OBJECTIVE » Check each line for the word "this" and report how many have it. Give nothing else.
· · · ·
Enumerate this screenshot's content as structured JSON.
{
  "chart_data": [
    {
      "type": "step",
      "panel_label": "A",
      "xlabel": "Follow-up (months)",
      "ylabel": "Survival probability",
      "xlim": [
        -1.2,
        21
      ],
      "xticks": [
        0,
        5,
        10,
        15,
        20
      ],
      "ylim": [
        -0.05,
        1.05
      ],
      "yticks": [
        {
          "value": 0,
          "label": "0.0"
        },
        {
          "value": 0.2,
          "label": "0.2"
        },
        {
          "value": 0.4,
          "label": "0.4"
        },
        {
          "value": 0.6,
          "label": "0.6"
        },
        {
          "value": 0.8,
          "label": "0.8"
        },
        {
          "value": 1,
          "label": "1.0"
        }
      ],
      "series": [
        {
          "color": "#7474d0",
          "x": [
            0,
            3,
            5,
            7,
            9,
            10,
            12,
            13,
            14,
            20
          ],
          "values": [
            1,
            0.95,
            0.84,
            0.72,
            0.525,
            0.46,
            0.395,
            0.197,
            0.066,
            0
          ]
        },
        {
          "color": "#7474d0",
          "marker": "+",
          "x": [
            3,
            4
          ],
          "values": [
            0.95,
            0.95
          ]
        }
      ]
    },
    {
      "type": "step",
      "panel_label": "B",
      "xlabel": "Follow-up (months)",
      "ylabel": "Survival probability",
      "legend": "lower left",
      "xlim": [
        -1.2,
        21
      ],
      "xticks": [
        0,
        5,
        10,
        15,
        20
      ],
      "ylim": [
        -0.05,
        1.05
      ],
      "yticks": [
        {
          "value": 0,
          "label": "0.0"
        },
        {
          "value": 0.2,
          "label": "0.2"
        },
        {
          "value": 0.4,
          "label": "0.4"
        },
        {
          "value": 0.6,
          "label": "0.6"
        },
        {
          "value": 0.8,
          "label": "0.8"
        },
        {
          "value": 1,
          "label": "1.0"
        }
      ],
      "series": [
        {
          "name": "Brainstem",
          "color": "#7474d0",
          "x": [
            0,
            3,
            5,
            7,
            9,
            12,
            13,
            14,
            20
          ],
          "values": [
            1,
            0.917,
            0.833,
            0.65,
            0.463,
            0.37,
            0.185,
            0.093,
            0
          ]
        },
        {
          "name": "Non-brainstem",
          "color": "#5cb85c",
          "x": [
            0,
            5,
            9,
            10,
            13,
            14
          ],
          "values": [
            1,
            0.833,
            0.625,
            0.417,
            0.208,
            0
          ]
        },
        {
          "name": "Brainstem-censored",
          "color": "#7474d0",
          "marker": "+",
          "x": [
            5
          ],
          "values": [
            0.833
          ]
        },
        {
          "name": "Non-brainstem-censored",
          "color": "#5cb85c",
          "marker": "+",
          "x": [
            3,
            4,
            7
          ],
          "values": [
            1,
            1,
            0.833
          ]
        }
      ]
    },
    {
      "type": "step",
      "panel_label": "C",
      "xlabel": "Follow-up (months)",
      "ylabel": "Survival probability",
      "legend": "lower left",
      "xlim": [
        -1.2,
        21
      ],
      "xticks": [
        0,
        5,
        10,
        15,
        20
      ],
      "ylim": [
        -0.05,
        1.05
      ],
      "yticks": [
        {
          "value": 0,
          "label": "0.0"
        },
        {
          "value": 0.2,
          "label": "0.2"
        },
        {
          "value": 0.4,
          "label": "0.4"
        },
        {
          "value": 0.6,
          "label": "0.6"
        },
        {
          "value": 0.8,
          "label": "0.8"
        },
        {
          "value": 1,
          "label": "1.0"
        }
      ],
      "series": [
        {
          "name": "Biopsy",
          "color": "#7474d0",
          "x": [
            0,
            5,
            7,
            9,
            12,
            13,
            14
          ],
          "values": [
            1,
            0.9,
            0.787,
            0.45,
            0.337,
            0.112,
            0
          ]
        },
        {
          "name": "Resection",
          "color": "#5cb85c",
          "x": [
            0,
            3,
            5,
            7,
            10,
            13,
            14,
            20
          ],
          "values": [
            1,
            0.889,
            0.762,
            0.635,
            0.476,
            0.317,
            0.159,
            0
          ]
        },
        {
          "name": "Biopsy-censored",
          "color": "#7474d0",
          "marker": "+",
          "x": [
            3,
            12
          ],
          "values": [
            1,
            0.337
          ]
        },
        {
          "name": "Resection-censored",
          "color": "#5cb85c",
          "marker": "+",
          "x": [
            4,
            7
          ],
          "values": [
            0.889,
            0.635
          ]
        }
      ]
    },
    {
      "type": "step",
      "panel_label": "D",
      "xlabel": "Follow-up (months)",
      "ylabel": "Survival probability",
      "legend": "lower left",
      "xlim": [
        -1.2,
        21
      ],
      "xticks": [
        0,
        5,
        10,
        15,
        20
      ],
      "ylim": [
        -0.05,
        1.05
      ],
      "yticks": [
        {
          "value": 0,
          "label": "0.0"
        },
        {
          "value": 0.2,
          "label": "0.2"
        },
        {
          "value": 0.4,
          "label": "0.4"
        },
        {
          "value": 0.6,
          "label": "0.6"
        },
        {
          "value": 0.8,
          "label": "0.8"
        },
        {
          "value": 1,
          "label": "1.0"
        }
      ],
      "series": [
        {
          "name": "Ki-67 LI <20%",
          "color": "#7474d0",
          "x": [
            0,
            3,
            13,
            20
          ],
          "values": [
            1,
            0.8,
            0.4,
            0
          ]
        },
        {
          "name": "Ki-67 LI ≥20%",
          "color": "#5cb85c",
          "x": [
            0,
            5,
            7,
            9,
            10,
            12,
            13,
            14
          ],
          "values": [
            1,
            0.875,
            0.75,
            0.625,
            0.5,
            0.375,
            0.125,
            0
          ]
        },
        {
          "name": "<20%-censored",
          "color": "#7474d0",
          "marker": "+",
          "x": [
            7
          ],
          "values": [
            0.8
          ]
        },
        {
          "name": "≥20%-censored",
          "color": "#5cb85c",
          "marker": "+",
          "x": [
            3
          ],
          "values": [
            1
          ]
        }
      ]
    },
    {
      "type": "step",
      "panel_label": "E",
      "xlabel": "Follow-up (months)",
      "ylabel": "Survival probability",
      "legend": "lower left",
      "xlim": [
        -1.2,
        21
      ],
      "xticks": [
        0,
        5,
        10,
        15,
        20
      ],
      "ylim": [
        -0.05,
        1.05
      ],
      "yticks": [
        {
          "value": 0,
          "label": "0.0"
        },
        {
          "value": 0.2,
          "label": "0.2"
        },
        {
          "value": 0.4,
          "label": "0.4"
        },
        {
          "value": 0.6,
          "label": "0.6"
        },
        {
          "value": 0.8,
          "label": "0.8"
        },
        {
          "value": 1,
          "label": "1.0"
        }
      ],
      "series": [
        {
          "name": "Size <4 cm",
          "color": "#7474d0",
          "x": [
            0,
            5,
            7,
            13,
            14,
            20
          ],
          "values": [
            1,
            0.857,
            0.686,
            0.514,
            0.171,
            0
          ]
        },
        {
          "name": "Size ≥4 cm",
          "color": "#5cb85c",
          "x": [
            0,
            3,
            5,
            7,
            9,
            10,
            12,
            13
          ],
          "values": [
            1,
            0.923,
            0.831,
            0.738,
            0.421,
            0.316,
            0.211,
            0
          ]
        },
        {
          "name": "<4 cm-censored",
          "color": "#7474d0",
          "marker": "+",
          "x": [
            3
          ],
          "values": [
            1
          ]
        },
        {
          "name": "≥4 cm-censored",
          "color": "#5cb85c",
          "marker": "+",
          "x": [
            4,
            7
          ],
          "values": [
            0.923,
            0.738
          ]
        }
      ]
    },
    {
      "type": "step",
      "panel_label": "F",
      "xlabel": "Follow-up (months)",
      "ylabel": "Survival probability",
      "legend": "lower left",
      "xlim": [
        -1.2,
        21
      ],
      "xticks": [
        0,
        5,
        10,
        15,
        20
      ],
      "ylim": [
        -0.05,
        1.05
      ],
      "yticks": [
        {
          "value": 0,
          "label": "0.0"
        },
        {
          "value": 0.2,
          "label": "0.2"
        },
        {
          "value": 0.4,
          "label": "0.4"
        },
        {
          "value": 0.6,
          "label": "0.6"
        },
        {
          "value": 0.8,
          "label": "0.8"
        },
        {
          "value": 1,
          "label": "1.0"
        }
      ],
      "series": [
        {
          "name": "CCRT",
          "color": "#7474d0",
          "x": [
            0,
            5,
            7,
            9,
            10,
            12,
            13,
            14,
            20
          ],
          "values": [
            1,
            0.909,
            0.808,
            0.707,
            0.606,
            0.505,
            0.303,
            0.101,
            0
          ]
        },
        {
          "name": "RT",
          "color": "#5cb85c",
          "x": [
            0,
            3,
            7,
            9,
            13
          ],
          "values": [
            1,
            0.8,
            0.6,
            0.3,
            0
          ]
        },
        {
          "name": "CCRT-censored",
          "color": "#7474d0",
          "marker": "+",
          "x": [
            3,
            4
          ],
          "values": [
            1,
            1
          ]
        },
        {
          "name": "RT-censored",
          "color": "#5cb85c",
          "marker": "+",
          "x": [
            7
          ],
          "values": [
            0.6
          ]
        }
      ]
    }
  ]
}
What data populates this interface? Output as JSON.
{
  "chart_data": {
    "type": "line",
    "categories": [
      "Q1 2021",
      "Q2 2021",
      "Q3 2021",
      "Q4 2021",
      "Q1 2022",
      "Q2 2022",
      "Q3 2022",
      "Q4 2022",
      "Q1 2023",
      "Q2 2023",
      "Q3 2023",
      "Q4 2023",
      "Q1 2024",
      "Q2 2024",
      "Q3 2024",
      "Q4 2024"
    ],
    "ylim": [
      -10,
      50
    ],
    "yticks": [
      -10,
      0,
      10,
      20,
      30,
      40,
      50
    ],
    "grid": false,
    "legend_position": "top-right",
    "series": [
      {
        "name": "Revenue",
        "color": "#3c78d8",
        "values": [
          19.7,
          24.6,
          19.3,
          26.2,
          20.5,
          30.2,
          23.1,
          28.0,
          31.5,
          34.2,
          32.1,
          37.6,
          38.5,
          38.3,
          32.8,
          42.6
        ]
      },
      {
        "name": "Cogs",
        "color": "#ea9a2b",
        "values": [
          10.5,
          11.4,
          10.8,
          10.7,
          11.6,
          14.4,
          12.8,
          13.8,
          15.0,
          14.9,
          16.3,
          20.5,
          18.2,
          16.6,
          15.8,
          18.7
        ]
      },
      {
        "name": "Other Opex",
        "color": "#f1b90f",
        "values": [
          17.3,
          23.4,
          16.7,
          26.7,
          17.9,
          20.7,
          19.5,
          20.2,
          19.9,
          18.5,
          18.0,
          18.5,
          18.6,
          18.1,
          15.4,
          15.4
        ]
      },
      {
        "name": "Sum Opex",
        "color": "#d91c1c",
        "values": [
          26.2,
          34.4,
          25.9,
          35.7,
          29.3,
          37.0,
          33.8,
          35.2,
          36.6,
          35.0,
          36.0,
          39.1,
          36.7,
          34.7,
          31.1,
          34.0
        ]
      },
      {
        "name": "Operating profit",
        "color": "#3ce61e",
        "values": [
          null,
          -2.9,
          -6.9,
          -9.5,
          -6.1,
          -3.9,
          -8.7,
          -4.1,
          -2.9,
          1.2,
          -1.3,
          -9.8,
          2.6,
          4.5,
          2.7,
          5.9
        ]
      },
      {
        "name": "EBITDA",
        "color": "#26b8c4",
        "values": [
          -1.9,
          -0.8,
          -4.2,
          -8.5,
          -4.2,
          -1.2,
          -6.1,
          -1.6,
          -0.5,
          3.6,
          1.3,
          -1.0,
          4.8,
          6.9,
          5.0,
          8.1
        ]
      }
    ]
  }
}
· · · ·
RESPONSE » 2